Short task: Set down, exactly as written, the lines from the line holding "Decode this image" to the end of the data, inclusive, skipping any pictures.

Data records
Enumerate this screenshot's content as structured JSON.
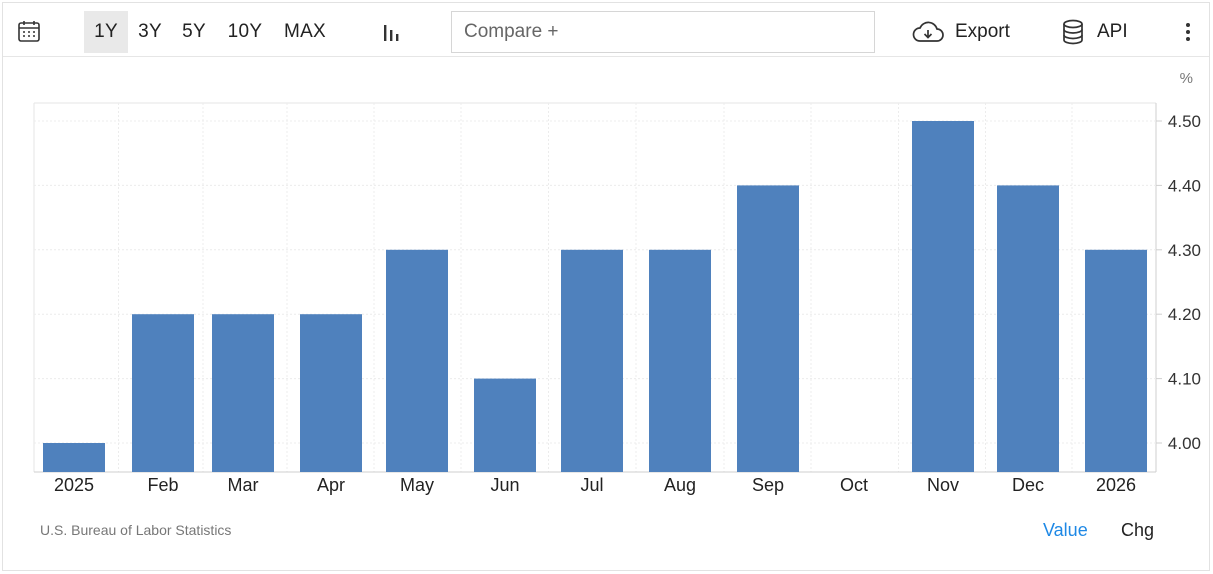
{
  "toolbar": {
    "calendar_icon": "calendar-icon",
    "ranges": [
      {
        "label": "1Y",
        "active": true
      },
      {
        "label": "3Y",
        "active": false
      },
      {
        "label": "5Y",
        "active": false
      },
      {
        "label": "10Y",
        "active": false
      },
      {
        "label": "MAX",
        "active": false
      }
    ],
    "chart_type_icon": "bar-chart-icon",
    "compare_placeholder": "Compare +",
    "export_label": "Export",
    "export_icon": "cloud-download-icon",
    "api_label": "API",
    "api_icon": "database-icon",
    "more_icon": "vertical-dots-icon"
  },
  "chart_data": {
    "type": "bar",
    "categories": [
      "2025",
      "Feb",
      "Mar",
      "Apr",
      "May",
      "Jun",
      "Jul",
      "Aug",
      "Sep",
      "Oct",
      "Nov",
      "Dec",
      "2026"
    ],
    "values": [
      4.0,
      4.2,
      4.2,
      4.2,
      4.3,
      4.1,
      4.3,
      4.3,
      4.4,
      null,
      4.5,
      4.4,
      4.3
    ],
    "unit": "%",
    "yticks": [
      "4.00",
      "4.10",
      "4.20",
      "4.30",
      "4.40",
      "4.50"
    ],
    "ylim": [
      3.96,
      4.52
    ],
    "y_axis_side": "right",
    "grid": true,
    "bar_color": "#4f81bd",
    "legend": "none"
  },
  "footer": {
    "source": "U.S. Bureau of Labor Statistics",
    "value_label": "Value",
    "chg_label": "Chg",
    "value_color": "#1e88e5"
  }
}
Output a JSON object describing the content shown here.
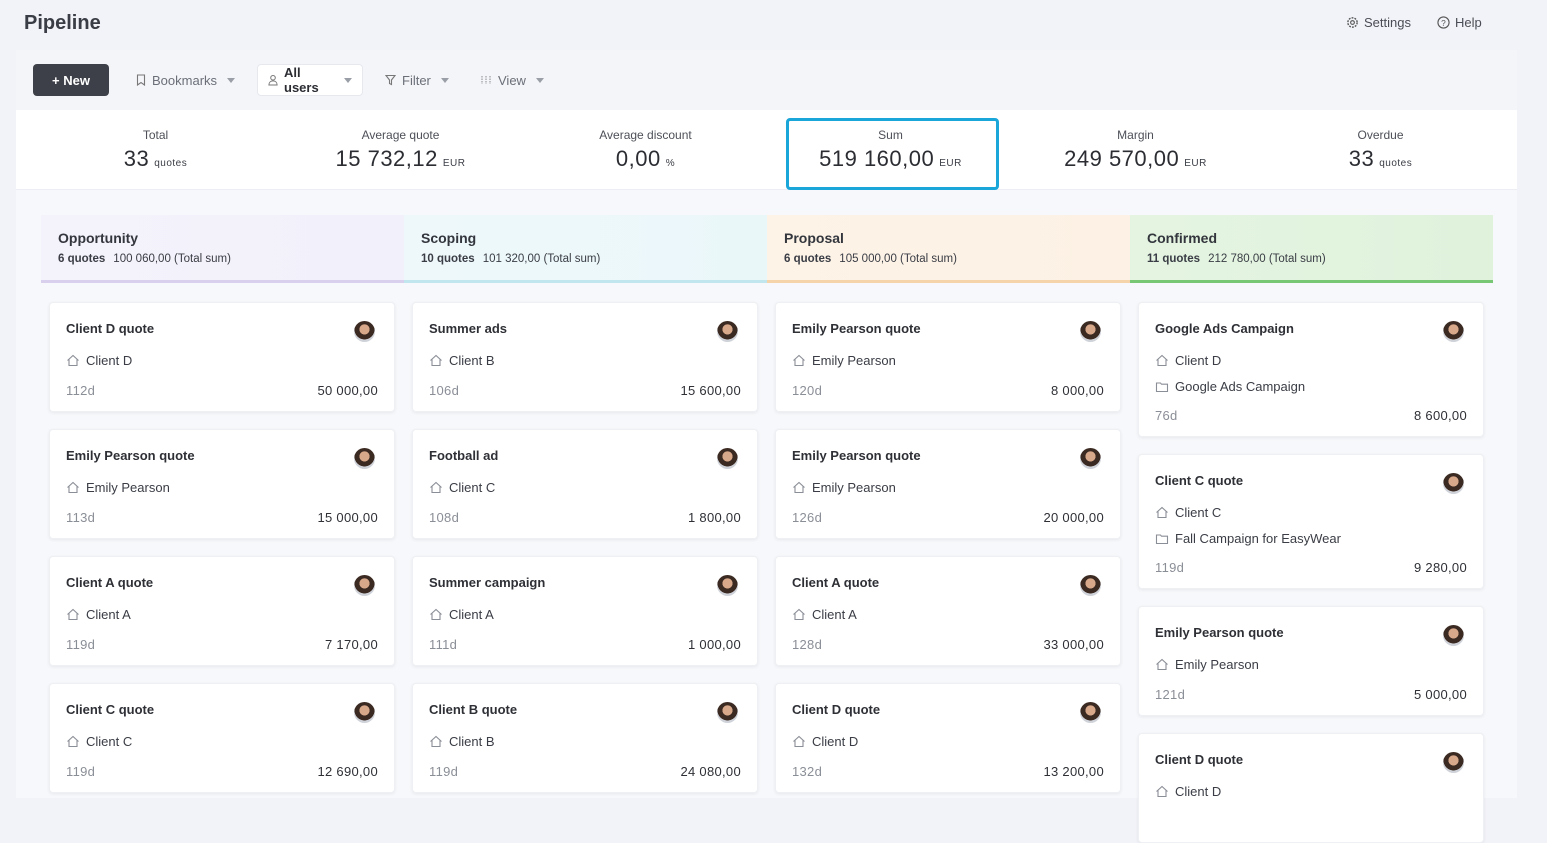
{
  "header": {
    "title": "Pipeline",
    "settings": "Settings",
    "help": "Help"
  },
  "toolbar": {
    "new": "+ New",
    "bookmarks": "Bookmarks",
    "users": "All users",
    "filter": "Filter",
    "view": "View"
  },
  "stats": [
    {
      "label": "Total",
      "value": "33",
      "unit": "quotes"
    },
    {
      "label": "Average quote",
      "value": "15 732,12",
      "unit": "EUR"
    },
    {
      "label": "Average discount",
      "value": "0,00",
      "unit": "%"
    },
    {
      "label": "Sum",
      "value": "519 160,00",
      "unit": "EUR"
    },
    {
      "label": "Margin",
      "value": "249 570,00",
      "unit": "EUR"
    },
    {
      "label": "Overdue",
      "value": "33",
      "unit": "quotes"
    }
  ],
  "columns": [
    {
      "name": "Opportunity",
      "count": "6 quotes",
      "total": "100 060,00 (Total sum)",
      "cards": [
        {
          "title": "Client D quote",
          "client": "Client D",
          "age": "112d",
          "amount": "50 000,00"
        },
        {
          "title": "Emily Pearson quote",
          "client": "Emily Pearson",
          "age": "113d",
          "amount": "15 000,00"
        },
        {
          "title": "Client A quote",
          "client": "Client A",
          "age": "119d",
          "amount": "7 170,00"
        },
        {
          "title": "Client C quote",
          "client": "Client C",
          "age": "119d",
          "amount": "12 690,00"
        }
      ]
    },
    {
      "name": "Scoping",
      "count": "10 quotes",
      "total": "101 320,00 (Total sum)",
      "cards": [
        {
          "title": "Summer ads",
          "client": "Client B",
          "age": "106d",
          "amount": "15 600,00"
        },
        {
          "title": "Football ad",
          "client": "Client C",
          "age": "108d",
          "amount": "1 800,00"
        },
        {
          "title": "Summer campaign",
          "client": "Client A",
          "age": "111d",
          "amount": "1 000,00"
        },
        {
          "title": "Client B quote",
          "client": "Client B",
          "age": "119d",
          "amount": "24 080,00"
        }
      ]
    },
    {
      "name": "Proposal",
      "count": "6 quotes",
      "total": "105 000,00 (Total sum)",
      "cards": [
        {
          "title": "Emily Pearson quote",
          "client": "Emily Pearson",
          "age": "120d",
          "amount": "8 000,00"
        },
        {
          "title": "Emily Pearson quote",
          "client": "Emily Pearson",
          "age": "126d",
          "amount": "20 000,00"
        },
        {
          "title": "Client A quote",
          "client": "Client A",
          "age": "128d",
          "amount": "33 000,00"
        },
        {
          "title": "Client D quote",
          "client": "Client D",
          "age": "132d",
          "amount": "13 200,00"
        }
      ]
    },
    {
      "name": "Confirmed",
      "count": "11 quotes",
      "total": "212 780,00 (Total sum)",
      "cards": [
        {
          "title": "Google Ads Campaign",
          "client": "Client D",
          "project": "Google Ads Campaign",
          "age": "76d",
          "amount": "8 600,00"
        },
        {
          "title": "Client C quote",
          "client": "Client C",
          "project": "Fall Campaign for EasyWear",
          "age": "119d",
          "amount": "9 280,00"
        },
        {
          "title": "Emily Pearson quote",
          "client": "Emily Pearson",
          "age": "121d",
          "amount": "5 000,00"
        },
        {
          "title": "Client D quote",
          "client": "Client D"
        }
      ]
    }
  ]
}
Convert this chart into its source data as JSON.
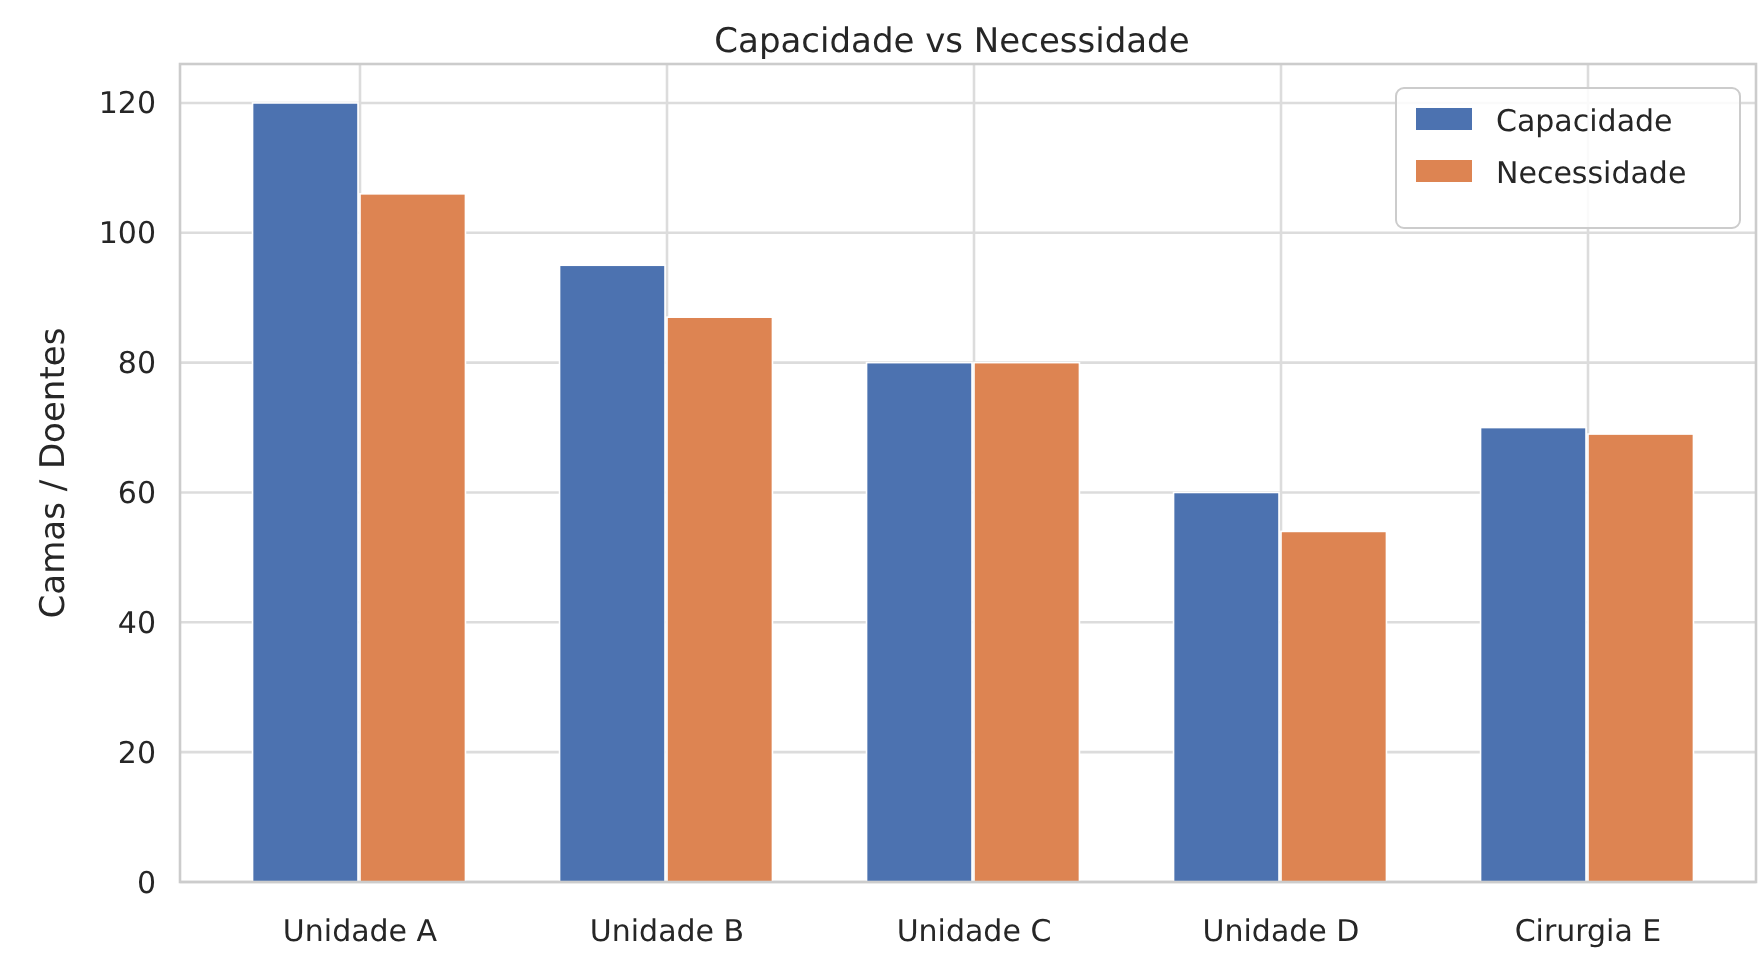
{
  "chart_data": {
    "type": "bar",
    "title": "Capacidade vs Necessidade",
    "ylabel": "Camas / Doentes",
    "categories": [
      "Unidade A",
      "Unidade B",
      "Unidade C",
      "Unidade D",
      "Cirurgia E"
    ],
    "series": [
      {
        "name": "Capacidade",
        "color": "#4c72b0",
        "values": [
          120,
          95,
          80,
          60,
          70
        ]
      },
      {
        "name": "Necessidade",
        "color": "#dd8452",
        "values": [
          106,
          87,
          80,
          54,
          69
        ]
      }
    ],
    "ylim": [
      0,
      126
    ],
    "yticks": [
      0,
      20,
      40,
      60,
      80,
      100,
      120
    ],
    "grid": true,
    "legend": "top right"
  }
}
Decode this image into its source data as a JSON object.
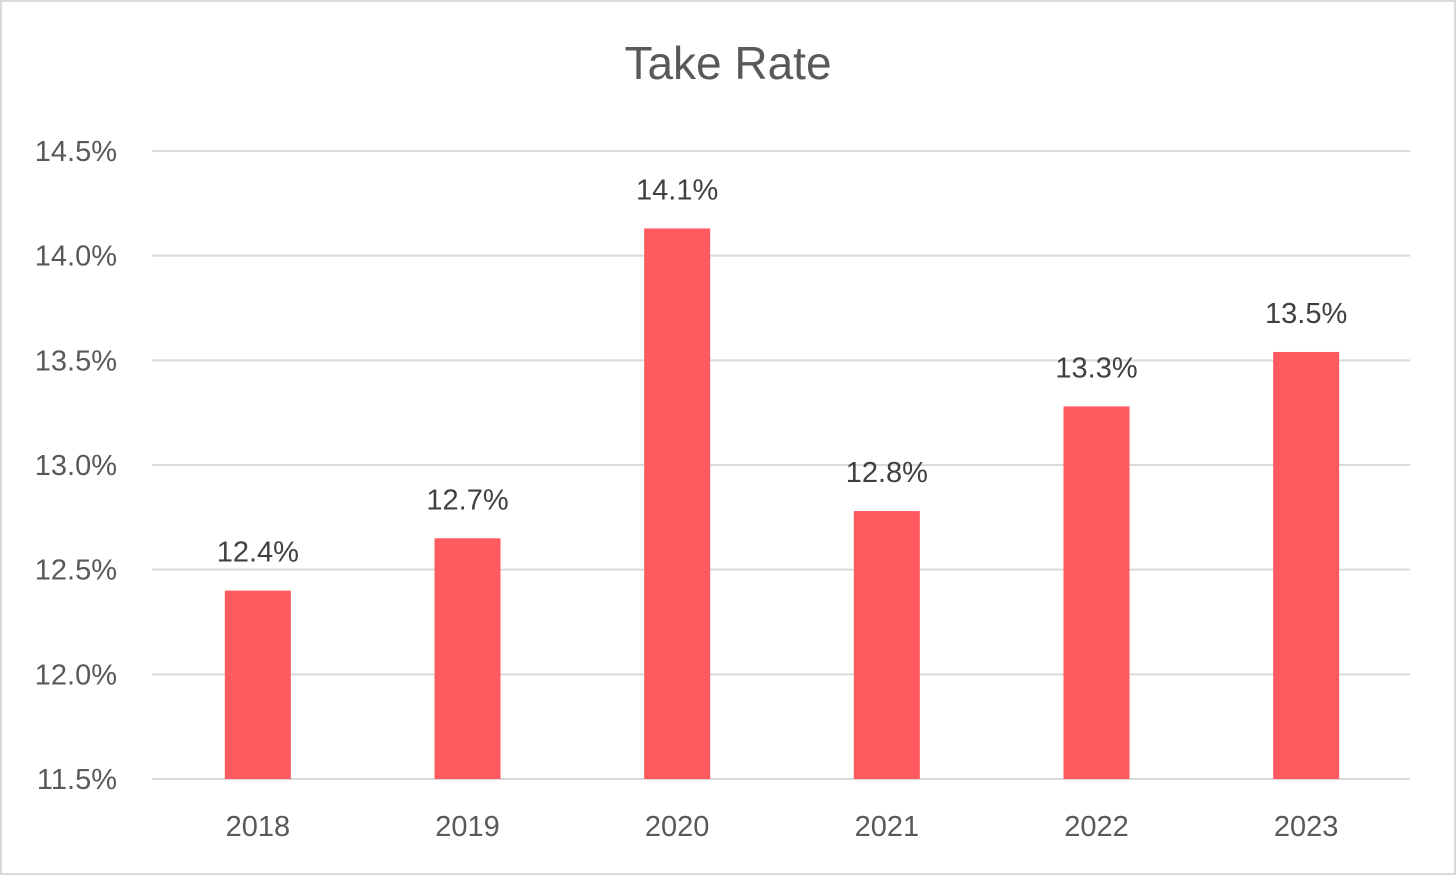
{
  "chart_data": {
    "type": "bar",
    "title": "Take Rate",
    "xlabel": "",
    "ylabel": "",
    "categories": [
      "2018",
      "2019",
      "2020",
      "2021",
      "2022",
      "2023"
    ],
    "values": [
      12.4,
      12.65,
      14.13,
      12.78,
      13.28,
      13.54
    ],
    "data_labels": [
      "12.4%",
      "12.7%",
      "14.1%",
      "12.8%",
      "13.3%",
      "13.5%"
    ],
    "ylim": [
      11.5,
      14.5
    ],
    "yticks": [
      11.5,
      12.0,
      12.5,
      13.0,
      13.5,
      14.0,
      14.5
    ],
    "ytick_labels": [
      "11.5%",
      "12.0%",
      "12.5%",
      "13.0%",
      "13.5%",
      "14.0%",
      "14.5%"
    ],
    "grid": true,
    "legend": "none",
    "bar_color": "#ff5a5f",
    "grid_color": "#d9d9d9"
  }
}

Expected answer:
Decode this image into its source data as a JSON object.
{
  "chart_data": {
    "type": "bar",
    "title": "Take Rate",
    "xlabel": "",
    "ylabel": "",
    "categories": [
      "2018",
      "2019",
      "2020",
      "2021",
      "2022",
      "2023"
    ],
    "values": [
      12.4,
      12.65,
      14.13,
      12.78,
      13.28,
      13.54
    ],
    "data_labels": [
      "12.4%",
      "12.7%",
      "14.1%",
      "12.8%",
      "13.3%",
      "13.5%"
    ],
    "ylim": [
      11.5,
      14.5
    ],
    "yticks": [
      11.5,
      12.0,
      12.5,
      13.0,
      13.5,
      14.0,
      14.5
    ],
    "ytick_labels": [
      "11.5%",
      "12.0%",
      "12.5%",
      "13.0%",
      "13.5%",
      "14.0%",
      "14.5%"
    ],
    "grid": true,
    "legend": "none",
    "bar_color": "#ff5a5f",
    "grid_color": "#d9d9d9"
  }
}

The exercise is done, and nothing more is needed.